Stored records
• • •

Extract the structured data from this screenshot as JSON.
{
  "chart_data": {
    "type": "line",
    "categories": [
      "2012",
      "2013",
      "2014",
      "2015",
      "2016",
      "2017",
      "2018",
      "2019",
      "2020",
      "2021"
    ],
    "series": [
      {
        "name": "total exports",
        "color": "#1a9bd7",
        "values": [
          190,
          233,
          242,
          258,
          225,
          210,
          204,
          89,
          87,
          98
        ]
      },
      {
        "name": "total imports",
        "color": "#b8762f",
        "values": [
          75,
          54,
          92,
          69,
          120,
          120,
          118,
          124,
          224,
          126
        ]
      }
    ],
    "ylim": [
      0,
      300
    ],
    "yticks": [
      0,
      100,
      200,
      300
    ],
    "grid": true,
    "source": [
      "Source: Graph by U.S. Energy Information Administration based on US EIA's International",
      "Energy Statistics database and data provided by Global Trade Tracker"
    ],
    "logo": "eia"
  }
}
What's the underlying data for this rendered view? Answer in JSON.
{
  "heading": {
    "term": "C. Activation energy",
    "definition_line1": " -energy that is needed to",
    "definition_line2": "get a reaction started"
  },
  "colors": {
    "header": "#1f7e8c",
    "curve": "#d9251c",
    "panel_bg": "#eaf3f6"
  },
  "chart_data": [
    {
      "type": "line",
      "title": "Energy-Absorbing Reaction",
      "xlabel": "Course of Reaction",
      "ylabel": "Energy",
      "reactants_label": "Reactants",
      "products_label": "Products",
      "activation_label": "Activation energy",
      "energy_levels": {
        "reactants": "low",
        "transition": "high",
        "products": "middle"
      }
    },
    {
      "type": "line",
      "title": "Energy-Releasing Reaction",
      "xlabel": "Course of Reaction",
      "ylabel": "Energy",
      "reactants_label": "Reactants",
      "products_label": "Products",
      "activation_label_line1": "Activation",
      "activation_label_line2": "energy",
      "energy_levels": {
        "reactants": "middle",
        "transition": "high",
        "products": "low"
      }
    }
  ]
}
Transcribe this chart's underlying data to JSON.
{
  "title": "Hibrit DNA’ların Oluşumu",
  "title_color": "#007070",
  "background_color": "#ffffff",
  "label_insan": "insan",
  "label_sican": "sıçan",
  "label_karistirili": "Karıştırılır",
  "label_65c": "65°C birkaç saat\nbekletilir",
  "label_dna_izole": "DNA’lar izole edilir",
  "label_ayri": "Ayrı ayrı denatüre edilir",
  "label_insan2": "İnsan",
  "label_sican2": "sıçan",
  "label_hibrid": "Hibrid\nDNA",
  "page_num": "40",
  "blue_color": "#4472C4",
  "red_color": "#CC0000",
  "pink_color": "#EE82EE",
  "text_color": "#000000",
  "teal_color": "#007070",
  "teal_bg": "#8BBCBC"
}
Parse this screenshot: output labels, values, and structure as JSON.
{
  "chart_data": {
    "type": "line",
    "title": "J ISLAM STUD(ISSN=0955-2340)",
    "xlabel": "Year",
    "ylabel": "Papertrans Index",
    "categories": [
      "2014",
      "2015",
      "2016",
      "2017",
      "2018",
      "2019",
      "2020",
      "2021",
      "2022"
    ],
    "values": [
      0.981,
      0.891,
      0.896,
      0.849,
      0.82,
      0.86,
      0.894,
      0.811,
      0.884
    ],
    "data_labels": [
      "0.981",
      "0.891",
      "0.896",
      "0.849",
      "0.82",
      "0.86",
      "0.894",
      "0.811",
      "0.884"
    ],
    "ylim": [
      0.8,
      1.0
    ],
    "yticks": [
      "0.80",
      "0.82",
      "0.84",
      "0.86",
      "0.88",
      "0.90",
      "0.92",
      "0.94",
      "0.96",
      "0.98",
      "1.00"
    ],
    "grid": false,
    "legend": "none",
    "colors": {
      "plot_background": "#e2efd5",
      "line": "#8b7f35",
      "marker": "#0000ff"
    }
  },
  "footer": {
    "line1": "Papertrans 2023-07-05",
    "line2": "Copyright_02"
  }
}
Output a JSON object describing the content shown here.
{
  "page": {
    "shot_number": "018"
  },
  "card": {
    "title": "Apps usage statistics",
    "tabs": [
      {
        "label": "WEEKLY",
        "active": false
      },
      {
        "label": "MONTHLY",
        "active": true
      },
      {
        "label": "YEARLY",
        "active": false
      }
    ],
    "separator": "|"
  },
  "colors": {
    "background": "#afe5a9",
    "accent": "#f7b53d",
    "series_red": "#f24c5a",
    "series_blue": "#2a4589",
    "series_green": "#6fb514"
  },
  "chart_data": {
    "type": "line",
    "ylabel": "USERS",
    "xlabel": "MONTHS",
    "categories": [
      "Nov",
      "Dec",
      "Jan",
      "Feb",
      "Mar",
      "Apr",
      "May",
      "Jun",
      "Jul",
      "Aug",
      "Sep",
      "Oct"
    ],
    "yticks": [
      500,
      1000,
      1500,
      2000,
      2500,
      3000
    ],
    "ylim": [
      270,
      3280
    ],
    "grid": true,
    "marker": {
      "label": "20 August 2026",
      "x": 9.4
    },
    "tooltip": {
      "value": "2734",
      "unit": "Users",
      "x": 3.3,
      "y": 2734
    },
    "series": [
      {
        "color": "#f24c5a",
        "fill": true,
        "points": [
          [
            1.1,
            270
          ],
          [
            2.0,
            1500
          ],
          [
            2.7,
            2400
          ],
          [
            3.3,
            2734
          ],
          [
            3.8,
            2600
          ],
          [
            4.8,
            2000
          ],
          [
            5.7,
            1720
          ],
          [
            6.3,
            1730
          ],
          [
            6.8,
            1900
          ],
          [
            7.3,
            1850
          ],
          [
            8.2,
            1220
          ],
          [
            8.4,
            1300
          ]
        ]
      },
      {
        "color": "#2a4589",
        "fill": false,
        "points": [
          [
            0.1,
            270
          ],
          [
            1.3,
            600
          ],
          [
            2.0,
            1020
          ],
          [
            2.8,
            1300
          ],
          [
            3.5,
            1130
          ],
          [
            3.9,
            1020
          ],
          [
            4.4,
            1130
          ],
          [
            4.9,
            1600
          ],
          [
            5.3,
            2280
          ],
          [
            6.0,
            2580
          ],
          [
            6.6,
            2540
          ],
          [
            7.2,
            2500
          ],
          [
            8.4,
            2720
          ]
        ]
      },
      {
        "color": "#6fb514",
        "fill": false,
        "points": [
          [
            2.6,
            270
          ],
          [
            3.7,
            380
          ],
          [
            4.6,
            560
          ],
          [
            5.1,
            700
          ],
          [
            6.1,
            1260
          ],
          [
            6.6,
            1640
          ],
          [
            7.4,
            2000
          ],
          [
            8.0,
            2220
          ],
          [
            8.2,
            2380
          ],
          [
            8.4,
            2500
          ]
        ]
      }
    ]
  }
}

• • •

## WHAT THE EXERCISE ASKS
Write out the records shown above, exactly as they appear.

## FULL RESPONSE
Extract the structured data from this screenshot as JSON.
{
  "chart_data": {
    "type": "line",
    "categories": [
      "2012",
      "2013",
      "2014",
      "2015",
      "2016",
      "2017",
      "2018",
      "2019",
      "2020",
      "2021"
    ],
    "series": [
      {
        "name": "total exports",
        "color": "#1a9bd7",
        "values": [
          190,
          233,
          242,
          258,
          225,
          210,
          204,
          89,
          87,
          98
        ]
      },
      {
        "name": "total imports",
        "color": "#b8762f",
        "values": [
          75,
          54,
          92,
          69,
          120,
          120,
          118,
          124,
          224,
          126
        ]
      }
    ],
    "ylim": [
      0,
      300
    ],
    "yticks": [
      0,
      100,
      200,
      300
    ],
    "grid": true,
    "source": [
      "Source: Graph by U.S. Energy Information Administration based on US EIA's International",
      "Energy Statistics database and data provided by Global Trade Tracker"
    ],
    "logo": "eia"
  }
}
What's the underlying data for this rendered view? Answer in JSON.
{
  "heading": {
    "term": "C. Activation energy",
    "definition_line1": " -energy that is needed to",
    "definition_line2": "get a reaction started"
  },
  "colors": {
    "header": "#1f7e8c",
    "curve": "#d9251c",
    "panel_bg": "#eaf3f6"
  },
  "chart_data": [
    {
      "type": "line",
      "title": "Energy-Absorbing Reaction",
      "xlabel": "Course of Reaction",
      "ylabel": "Energy",
      "reactants_label": "Reactants",
      "products_label": "Products",
      "activation_label": "Activation energy",
      "energy_levels": {
        "reactants": "low",
        "transition": "high",
        "products": "middle"
      }
    },
    {
      "type": "line",
      "title": "Energy-Releasing Reaction",
      "xlabel": "Course of Reaction",
      "ylabel": "Energy",
      "reactants_label": "Reactants",
      "products_label": "Products",
      "activation_label_line1": "Activation",
      "activation_label_line2": "energy",
      "energy_levels": {
        "reactants": "middle",
        "transition": "high",
        "products": "low"
      }
    }
  ]
}
Transcribe this chart's underlying data to JSON.
{
  "title": "Hibrit DNA’ların Oluşumu",
  "title_color": "#007070",
  "background_color": "#ffffff",
  "label_insan": "insan",
  "label_sican": "sıçan",
  "label_karistirili": "Karıştırılır",
  "label_65c": "65°C birkaç saat\nbekletilir",
  "label_dna_izole": "DNA’lar izole edilir",
  "label_ayri": "Ayrı ayrı denatüre edilir",
  "label_insan2": "İnsan",
  "label_sican2": "sıçan",
  "label_hibrid": "Hibrid\nDNA",
  "page_num": "40",
  "blue_color": "#4472C4",
  "red_color": "#CC0000",
  "pink_color": "#EE82EE",
  "text_color": "#000000",
  "teal_color": "#007070",
  "teal_bg": "#8BBCBC"
}
Parse this screenshot: output labels, values, and structure as JSON.
{
  "chart_data": {
    "type": "line",
    "title": "J ISLAM STUD(ISSN=0955-2340)",
    "xlabel": "Year",
    "ylabel": "Papertrans Index",
    "categories": [
      "2014",
      "2015",
      "2016",
      "2017",
      "2018",
      "2019",
      "2020",
      "2021",
      "2022"
    ],
    "values": [
      0.981,
      0.891,
      0.896,
      0.849,
      0.82,
      0.86,
      0.894,
      0.811,
      0.884
    ],
    "data_labels": [
      "0.981",
      "0.891",
      "0.896",
      "0.849",
      "0.82",
      "0.86",
      "0.894",
      "0.811",
      "0.884"
    ],
    "ylim": [
      0.8,
      1.0
    ],
    "yticks": [
      "0.80",
      "0.82",
      "0.84",
      "0.86",
      "0.88",
      "0.90",
      "0.92",
      "0.94",
      "0.96",
      "0.98",
      "1.00"
    ],
    "grid": false,
    "legend": "none",
    "colors": {
      "plot_background": "#e2efd5",
      "line": "#8b7f35",
      "marker": "#0000ff"
    }
  },
  "footer": {
    "line1": "Papertrans 2023-07-05",
    "line2": "Copyright_02"
  }
}
Output a JSON object describing the content shown here.
{
  "page": {
    "shot_number": "018"
  },
  "card": {
    "title": "Apps usage statistics",
    "tabs": [
      {
        "label": "WEEKLY",
        "active": false
      },
      {
        "label": "MONTHLY",
        "active": true
      },
      {
        "label": "YEARLY",
        "active": false
      }
    ],
    "separator": "|"
  },
  "colors": {
    "background": "#afe5a9",
    "accent": "#f7b53d",
    "series_red": "#f24c5a",
    "series_blue": "#2a4589",
    "series_green": "#6fb514"
  },
  "chart_data": {
    "type": "line",
    "ylabel": "USERS",
    "xlabel": "MONTHS",
    "categories": [
      "Nov",
      "Dec",
      "Jan",
      "Feb",
      "Mar",
      "Apr",
      "May",
      "Jun",
      "Jul",
      "Aug",
      "Sep",
      "Oct"
    ],
    "yticks": [
      500,
      1000,
      1500,
      2000,
      2500,
      3000
    ],
    "ylim": [
      270,
      3280
    ],
    "grid": true,
    "marker": {
      "label": "20 August 2026",
      "x": 9.4
    },
    "tooltip": {
      "value": "2734",
      "unit": "Users",
      "x": 3.3,
      "y": 2734
    },
    "series": [
      {
        "color": "#f24c5a",
        "fill": true,
        "points": [
          [
            1.1,
            270
          ],
          [
            2.0,
            1500
          ],
          [
            2.7,
            2400
          ],
          [
            3.3,
            2734
          ],
          [
            3.8,
            2600
          ],
          [
            4.8,
            2000
          ],
          [
            5.7,
            1720
          ],
          [
            6.3,
            1730
          ],
          [
            6.8,
            1900
          ],
          [
            7.3,
            1850
          ],
          [
            8.2,
            1220
          ],
          [
            8.4,
            1300
          ]
        ]
      },
      {
        "color": "#2a4589",
        "fill": false,
        "points": [
          [
            0.1,
            270
          ],
          [
            1.3,
            600
          ],
          [
            2.0,
            1020
          ],
          [
            2.8,
            1300
          ],
          [
            3.5,
            1130
          ],
          [
            3.9,
            1020
          ],
          [
            4.4,
            1130
          ],
          [
            4.9,
            1600
          ],
          [
            5.3,
            2280
          ],
          [
            6.0,
            2580
          ],
          [
            6.6,
            2540
          ],
          [
            7.2,
            2500
          ],
          [
            8.4,
            2720
          ]
        ]
      },
      {
        "color": "#6fb514",
        "fill": false,
        "points": [
          [
            2.6,
            270
          ],
          [
            3.7,
            380
          ],
          [
            4.6,
            560
          ],
          [
            5.1,
            700
          ],
          [
            6.1,
            1260
          ],
          [
            6.6,
            1640
          ],
          [
            7.4,
            2000
          ],
          [
            8.0,
            2220
          ],
          [
            8.2,
            2380
          ],
          [
            8.4,
            2500
          ]
        ]
      }
    ]
  }
}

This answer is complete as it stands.